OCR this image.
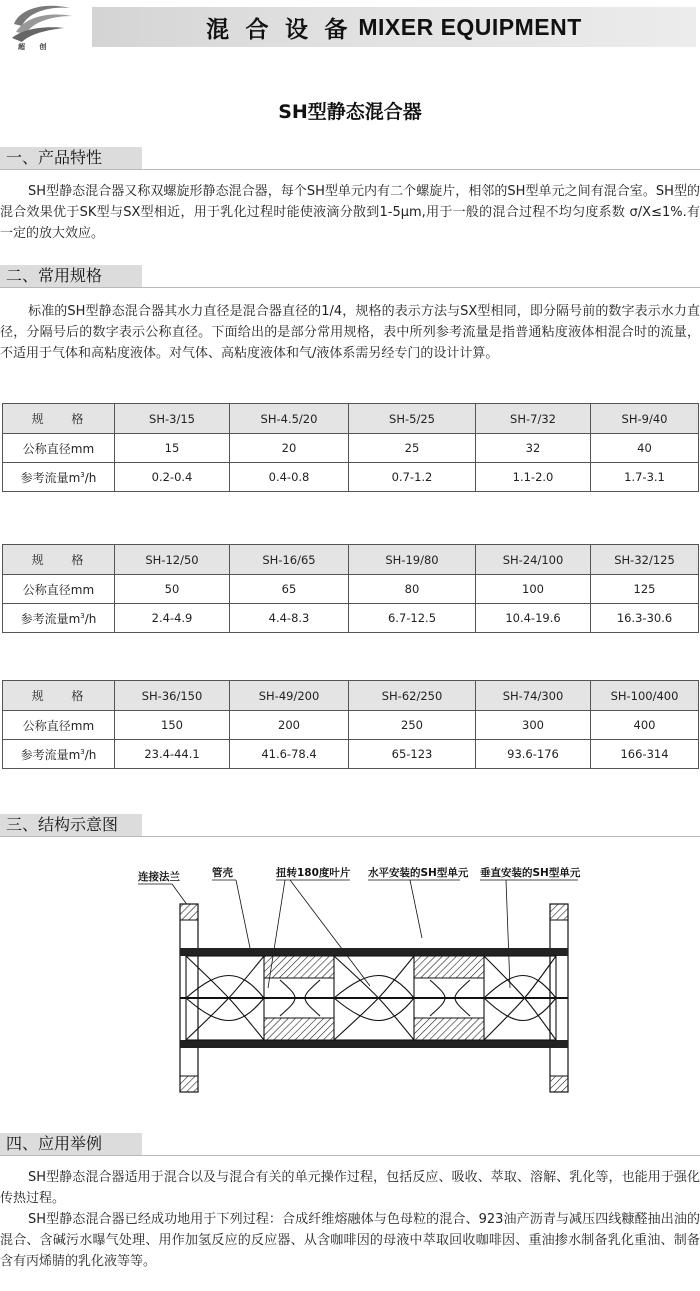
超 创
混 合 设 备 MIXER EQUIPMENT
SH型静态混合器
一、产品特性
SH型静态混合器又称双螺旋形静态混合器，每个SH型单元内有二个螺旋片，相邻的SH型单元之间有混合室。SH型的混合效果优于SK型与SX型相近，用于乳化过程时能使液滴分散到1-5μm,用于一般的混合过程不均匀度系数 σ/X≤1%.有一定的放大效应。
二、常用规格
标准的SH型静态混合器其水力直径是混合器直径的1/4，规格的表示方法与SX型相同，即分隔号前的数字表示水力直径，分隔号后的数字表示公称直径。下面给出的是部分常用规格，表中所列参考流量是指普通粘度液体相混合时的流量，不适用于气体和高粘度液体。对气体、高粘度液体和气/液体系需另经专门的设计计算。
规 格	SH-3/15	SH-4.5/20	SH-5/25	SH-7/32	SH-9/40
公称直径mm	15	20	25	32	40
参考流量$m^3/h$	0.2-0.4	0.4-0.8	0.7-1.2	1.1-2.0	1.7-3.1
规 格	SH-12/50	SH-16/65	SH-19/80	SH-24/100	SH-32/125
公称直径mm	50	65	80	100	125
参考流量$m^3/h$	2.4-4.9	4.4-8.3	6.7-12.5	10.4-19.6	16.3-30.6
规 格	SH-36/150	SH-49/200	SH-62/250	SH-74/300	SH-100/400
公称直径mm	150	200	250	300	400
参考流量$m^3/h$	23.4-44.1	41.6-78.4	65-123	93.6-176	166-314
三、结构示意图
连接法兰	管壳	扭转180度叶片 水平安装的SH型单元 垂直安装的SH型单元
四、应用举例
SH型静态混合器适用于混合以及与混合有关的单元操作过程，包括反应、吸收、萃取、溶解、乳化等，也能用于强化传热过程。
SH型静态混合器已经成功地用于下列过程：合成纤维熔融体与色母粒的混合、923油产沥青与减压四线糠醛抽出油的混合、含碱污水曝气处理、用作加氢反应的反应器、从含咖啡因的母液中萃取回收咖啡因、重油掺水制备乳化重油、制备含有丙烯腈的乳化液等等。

++++++++

» Given request
Extract the full listing above verbatim; pictures are to be left out of the copy.

» Task result
OCR this image.
超 创
混 合 设 备 MIXER EQUIPMENT
SH型静态混合器
一、产品特性
SH型静态混合器又称双螺旋形静态混合器，每个SH型单元内有二个螺旋片，相邻的SH型单元之间有混合室。SH型的混合效果优于SK型与SX型相近，用于乳化过程时能使液滴分散到1-5μm,用于一般的混合过程不均匀度系数 σ/X≤1%.有一定的放大效应。
二、常用规格
标准的SH型静态混合器其水力直径是混合器直径的1/4，规格的表示方法与SX型相同，即分隔号前的数字表示水力直径，分隔号后的数字表示公称直径。下面给出的是部分常用规格，表中所列参考流量是指普通粘度液体相混合时的流量，不适用于气体和高粘度液体。对气体、高粘度液体和气/液体系需另经专门的设计计算。
规 格	SH-3/15	SH-4.5/20	SH-5/25	SH-7/32	SH-9/40
公称直径mm	15	20	25	32	40
参考流量$m^3/h$	0.2-0.4	0.4-0.8	0.7-1.2	1.1-2.0	1.7-3.1
规 格	SH-12/50	SH-16/65	SH-19/80	SH-24/100	SH-32/125
公称直径mm	50	65	80	100	125
参考流量$m^3/h$	2.4-4.9	4.4-8.3	6.7-12.5	10.4-19.6	16.3-30.6
规 格	SH-36/150	SH-49/200	SH-62/250	SH-74/300	SH-100/400
公称直径mm	150	200	250	300	400
参考流量$m^3/h$	23.4-44.1	41.6-78.4	65-123	93.6-176	166-314
三、结构示意图
连接法兰	管壳	扭转180度叶片 水平安装的SH型单元 垂直安装的SH型单元
四、应用举例
SH型静态混合器适用于混合以及与混合有关的单元操作过程，包括反应、吸收、萃取、溶解、乳化等，也能用于强化传热过程。
SH型静态混合器已经成功地用于下列过程：合成纤维熔融体与色母粒的混合、923油产沥青与减压四线糠醛抽出油的混合、含碱污水曝气处理、用作加氢反应的反应器、从含咖啡因的母液中萃取回收咖啡因、重油掺水制备乳化重油、制备含有丙烯腈的乳化液等等。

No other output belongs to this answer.